WHAT TO DO: Extract each line from the entries below that has the string "JSON" in it.
══ INPUT ROWS
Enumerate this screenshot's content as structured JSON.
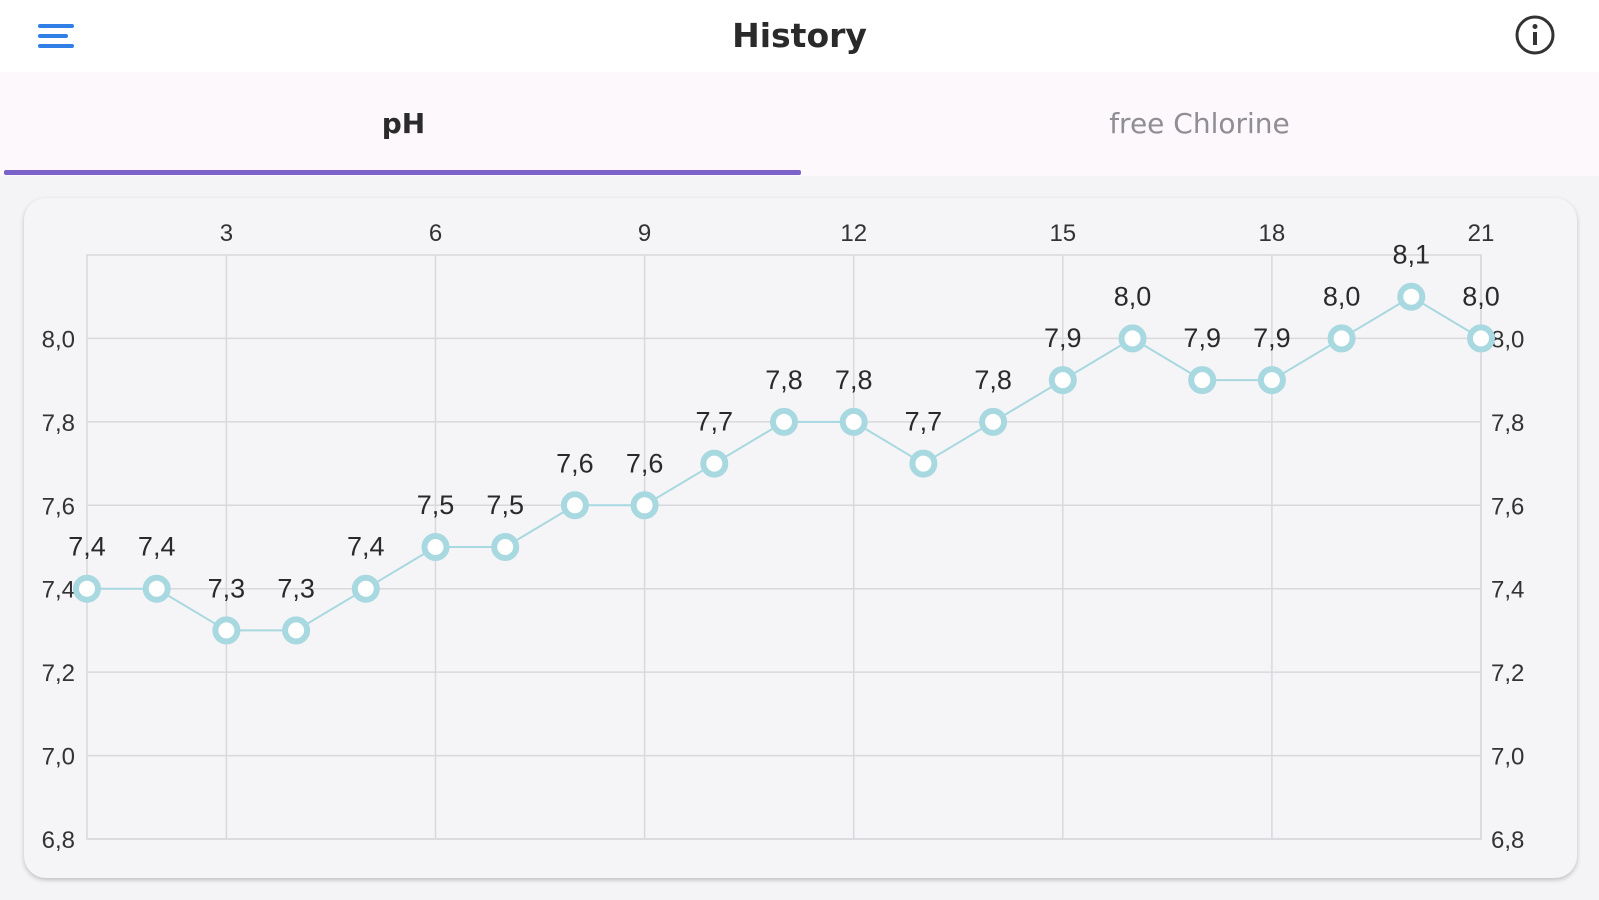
{
  "header": {
    "title": "History",
    "menu_icon": "hamburger-menu-icon",
    "info_icon": "info-circle-icon"
  },
  "tabs": [
    {
      "label": "pH",
      "selected": true
    },
    {
      "label": "free Chlorine",
      "selected": false
    }
  ],
  "colors": {
    "accent": "#7a62c9",
    "series": "#a8d8e0",
    "grid": "#d9d9dd"
  },
  "chart_data": {
    "type": "line",
    "x_ticks": [
      3,
      6,
      9,
      12,
      15,
      18,
      21
    ],
    "x_tick_position": "top",
    "xlim": [
      1,
      21
    ],
    "ylim": [
      6.8,
      8.2
    ],
    "y_ticks": [
      "6,8",
      "7,0",
      "7,2",
      "7,4",
      "7,6",
      "7,8",
      "8,0"
    ],
    "y_tick_values": [
      6.8,
      7.0,
      7.2,
      7.4,
      7.6,
      7.8,
      8.0
    ],
    "y_axis_sides": [
      "left",
      "right"
    ],
    "grid": true,
    "x": [
      1,
      2,
      3,
      4,
      5,
      6,
      7,
      8,
      9,
      10,
      11,
      12,
      13,
      14,
      15,
      16,
      17,
      18,
      19,
      20,
      21
    ],
    "values": [
      7.4,
      7.4,
      7.3,
      7.3,
      7.4,
      7.5,
      7.5,
      7.6,
      7.6,
      7.7,
      7.8,
      7.8,
      7.7,
      7.8,
      7.9,
      8.0,
      7.9,
      7.9,
      8.0,
      8.1,
      8.0
    ],
    "labels": [
      "7,4",
      "7,4",
      "7,3",
      "7,3",
      "7,4",
      "7,5",
      "7,5",
      "7,6",
      "7,6",
      "7,7",
      "7,8",
      "7,8",
      "7,7",
      "7,8",
      "7,9",
      "8,0",
      "7,9",
      "7,9",
      "8,0",
      "8,1",
      "8,0"
    ]
  }
}
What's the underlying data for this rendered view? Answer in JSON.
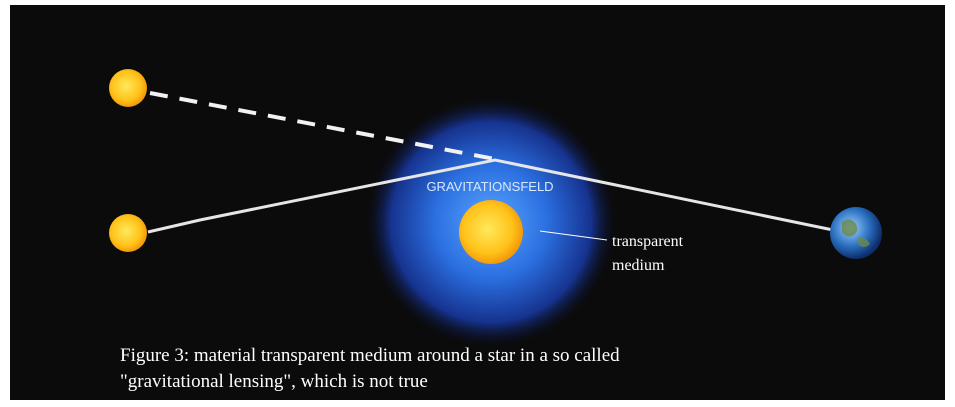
{
  "diagram": {
    "field_label": "GRAVITATIONSFELD",
    "annotation": [
      "transparent",
      "medium"
    ],
    "caption": [
      "Figure 3: material transparent medium around a star in a so called",
      "\"gravitational lensing\", which is not true"
    ]
  }
}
════
EXERCISE RESULT:
Enumerate this screenshot's content as structured JSON.
What's the underlying data for this rendered view? Answer in JSON.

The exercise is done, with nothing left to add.